# Task objective:
Omit every picture while repeating the entries exactly.

(Data records)
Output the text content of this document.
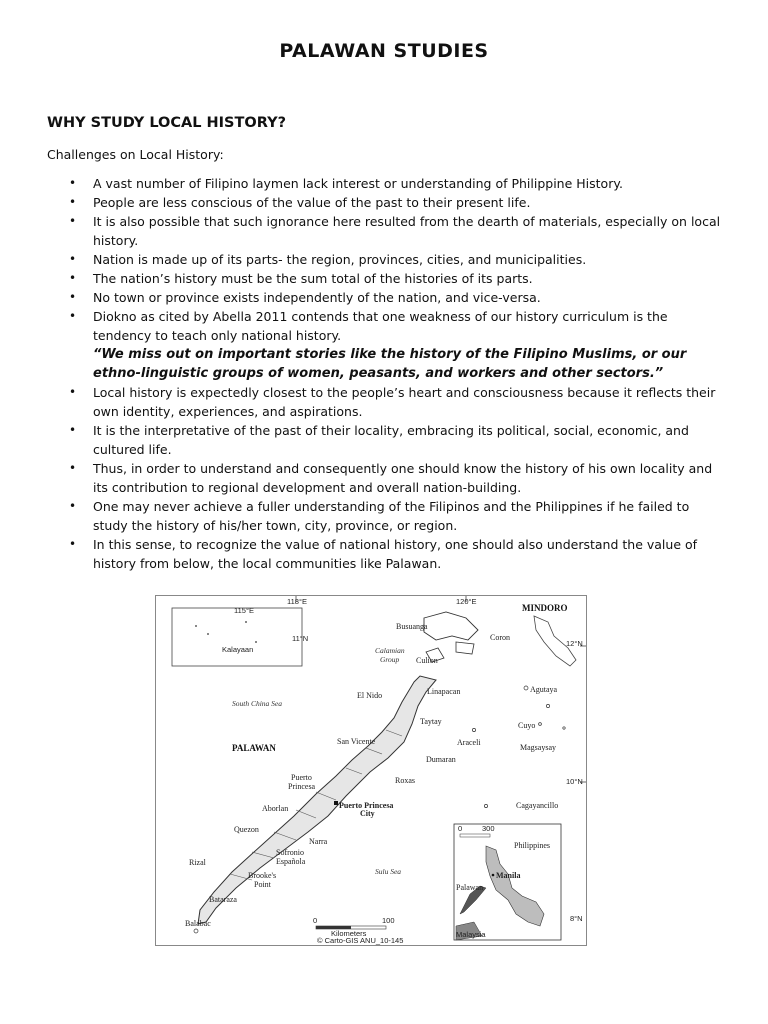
PALAWAN STUDIES
WHY STUDY LOCAL HISTORY?
Challenges on Local History:
• A vast number of Filipino laymen lack interest or understanding of Philippine History.
• People are less conscious of the value of the past to their present life.
• It is also possible that such ignorance here resulted from the dearth of materials, especially on local history.
• Nation is made up of its parts- the region, provinces, cities, and municipalities.
• The nation’s history must be the sum total of the histories of its parts.
• No town or province exists independently of the nation, and vice-versa.
• Diokno as cited by Abella 2011 contends that one weakness of our history curriculum is the tendency to teach only national history.
“We miss out on important stories like the history of the Filipino Muslims, or our ethno-linguistic groups of women, peasants, and workers and other sectors.”
• Local history is expectedly closest to the people’s heart and consciousness because it reflects their own identity, experiences, and aspirations.
• It is the interpretative of the past of their locality, embracing its political, social, economic, and cultured life.
• Thus, in order to understand and consequently one should know the history of his own locality and its contribution to regional development and overall nation-building.
• One may never achieve a fuller understanding of the Filipinos and the Philippines if he failed to study the history of his/her town, city, province, or region.
• In this sense, to recognize the value of national history, one should also understand the value of history from below, the local communities like Palawan.
118°E	120°E
12°N
10°N
8°N
115°E
11°N
Kalayaan
MINDORO
Busuanga
Coron
Calamian
Group Culion
El Nido	Linapacan	Agutaya
South China Sea
Taytay	Cuyo
PALAWAN
San Vicente	Araceli
Magsaysay
Dumaran
Roxas
Puerto
Princesa
Aborlan	Puerto Princesa
City
Cagayancillo
Quezon
Narra
Rizal
Sofronio
Española
Brooke's
Point
Sulu Sea
Bataraza
Balabac	0	100
Kilometers
© Carto-GIS ANU_10-145
0	300
Philippines
Manila
Palawan
Malaysia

# Exercise solution:
Output the text content of this document.
PALAWAN STUDIES
WHY STUDY LOCAL HISTORY?
Challenges on Local History:
• A vast number of Filipino laymen lack interest or understanding of Philippine History.
• People are less conscious of the value of the past to their present life.
• It is also possible that such ignorance here resulted from the dearth of materials, especially on local history.
• Nation is made up of its parts- the region, provinces, cities, and municipalities.
• The nation’s history must be the sum total of the histories of its parts.
• No town or province exists independently of the nation, and vice-versa.
• Diokno as cited by Abella 2011 contends that one weakness of our history curriculum is the tendency to teach only national history.
“We miss out on important stories like the history of the Filipino Muslims, or our ethno-linguistic groups of women, peasants, and workers and other sectors.”
• Local history is expectedly closest to the people’s heart and consciousness because it reflects their own identity, experiences, and aspirations.
• It is the interpretative of the past of their locality, embracing its political, social, economic, and cultured life.
• Thus, in order to understand and consequently one should know the history of his own locality and its contribution to regional development and overall nation-building.
• One may never achieve a fuller understanding of the Filipinos and the Philippines if he failed to study the history of his/her town, city, province, or region.
• In this sense, to recognize the value of national history, one should also understand the value of history from below, the local communities like Palawan.
118°E	120°E
12°N
10°N
8°N
115°E
11°N
Kalayaan
MINDORO
Busuanga
Coron
Calamian
Group Culion
El Nido	Linapacan	Agutaya
South China Sea
Taytay	Cuyo
PALAWAN
San Vicente	Araceli
Magsaysay
Dumaran
Roxas
Puerto
Princesa
Aborlan	Puerto Princesa
City
Cagayancillo
Quezon
Narra
Rizal
Sofronio
Española
Brooke's
Point
Sulu Sea
Bataraza
Balabac	0	100
Kilometers
© Carto-GIS ANU_10-145
0	300
Philippines
Manila
Palawan
Malaysia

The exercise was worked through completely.